Problem
Locate the string "Longwave" in the listing below. Copy every line where it is found.

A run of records
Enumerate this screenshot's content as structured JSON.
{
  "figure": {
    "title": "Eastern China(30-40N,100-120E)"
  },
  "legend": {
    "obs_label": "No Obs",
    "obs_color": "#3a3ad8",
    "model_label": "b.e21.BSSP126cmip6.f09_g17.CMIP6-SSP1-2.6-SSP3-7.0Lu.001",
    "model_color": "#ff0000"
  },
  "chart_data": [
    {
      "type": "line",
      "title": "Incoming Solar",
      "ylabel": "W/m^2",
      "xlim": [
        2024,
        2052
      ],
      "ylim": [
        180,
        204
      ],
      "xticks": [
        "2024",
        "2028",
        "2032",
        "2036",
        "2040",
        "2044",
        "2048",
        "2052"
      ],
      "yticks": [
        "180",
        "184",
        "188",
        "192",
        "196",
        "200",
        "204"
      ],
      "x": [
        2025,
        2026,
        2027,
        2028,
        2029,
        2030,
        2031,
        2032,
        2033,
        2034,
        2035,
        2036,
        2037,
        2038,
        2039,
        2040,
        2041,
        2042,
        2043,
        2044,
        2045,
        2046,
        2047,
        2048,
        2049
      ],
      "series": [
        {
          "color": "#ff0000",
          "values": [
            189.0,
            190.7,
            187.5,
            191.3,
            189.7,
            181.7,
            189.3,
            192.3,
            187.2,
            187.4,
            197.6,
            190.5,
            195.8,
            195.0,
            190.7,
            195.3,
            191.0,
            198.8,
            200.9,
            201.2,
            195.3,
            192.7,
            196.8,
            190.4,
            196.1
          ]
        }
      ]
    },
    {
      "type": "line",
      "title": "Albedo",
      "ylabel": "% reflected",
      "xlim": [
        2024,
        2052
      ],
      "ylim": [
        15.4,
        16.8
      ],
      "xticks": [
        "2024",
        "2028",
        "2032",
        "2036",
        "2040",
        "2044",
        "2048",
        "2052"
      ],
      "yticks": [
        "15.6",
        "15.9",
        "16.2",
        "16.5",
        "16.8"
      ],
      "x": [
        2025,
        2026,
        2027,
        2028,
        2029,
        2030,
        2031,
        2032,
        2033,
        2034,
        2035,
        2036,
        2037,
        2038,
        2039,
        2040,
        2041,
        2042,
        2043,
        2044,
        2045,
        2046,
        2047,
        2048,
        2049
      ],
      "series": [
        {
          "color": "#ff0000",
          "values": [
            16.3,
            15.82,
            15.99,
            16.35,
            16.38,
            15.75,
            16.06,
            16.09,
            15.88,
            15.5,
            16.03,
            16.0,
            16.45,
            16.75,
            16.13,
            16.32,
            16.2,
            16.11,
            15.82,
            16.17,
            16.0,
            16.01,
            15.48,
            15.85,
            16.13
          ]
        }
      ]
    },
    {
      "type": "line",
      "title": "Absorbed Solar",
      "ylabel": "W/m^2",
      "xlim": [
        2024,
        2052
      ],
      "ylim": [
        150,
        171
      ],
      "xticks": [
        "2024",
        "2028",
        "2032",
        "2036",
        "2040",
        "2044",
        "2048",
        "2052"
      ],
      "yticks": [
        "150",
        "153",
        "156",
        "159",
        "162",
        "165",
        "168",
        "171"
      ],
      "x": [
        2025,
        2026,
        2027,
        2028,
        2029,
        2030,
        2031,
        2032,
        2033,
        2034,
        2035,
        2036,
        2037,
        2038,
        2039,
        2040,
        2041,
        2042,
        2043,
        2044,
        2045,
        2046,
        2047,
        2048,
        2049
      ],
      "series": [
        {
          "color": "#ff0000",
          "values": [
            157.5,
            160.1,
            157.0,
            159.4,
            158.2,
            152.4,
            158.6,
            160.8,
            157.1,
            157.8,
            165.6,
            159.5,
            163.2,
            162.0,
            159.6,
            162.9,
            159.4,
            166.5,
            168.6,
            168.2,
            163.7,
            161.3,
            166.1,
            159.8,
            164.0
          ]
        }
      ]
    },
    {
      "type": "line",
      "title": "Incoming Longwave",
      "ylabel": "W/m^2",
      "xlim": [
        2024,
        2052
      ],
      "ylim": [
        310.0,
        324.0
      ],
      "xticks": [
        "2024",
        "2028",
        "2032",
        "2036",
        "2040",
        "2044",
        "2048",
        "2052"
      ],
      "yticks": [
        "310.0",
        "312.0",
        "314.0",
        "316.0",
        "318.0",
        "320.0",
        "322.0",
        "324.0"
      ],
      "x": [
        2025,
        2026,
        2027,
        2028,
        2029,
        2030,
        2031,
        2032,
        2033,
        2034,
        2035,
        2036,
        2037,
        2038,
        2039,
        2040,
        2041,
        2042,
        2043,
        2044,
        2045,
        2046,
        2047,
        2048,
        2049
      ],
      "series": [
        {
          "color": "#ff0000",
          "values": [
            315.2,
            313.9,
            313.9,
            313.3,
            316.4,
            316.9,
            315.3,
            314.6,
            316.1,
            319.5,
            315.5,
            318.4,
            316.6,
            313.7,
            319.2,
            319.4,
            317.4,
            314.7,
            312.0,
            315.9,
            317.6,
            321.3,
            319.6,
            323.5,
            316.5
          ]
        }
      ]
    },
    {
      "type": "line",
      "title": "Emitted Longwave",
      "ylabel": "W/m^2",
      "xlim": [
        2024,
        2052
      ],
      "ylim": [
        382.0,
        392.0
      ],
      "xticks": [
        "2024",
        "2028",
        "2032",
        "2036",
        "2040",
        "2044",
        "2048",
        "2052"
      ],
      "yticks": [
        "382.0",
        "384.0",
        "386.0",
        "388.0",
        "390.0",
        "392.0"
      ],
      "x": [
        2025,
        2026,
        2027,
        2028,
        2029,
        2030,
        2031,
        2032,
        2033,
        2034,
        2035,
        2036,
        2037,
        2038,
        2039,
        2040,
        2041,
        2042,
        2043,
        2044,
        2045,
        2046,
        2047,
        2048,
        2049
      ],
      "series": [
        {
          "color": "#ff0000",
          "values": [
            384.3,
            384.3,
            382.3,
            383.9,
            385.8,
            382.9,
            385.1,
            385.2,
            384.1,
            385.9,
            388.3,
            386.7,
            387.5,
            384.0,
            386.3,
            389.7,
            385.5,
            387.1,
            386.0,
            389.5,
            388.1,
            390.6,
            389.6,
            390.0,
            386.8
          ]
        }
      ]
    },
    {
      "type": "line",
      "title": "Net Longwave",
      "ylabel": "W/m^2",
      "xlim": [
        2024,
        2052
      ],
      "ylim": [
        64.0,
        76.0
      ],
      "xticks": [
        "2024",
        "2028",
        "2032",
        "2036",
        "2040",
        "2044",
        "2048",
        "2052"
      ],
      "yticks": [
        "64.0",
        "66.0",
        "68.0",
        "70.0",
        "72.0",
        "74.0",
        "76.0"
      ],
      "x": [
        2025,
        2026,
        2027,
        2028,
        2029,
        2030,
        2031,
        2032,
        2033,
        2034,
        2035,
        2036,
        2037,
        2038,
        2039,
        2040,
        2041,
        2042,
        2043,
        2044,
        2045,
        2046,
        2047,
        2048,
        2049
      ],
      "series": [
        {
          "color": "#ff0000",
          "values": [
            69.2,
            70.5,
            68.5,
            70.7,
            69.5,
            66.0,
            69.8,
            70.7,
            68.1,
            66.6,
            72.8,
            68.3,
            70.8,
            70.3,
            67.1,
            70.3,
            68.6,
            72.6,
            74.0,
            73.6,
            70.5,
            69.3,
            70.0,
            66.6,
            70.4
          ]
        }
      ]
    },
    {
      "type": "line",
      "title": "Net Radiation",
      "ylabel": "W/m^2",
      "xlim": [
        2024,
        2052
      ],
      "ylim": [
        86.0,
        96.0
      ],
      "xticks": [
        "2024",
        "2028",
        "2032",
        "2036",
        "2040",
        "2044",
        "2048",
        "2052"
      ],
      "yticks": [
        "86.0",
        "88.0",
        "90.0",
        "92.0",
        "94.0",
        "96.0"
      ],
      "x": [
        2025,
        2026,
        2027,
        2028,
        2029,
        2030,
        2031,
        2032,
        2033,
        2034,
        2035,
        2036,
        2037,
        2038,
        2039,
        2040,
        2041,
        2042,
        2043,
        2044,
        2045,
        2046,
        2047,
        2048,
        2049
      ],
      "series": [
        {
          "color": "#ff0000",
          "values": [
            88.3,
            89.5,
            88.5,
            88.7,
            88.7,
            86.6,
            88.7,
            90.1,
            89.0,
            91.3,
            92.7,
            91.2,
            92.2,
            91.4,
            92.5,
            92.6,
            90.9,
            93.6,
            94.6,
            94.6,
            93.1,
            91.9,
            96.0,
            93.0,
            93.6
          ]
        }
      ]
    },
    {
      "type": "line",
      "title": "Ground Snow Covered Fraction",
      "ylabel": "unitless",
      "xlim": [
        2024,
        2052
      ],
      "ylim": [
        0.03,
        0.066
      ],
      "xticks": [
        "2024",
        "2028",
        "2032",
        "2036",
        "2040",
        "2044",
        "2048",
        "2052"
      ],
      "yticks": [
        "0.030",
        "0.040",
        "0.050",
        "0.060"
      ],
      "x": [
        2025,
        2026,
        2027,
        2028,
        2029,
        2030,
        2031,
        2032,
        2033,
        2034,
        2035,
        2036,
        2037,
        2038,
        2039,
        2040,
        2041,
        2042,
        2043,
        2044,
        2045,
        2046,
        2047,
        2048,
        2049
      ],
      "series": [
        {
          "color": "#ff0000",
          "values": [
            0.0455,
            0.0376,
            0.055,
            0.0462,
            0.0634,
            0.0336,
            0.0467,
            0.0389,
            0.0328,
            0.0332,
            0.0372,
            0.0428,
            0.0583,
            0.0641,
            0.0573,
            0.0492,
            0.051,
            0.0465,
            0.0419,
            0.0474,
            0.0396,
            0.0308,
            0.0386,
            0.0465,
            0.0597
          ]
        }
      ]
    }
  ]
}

Written answer
      "title": "Incoming Longwave",
      "title": "Emitted Longwave",
      "title": "Net Longwave",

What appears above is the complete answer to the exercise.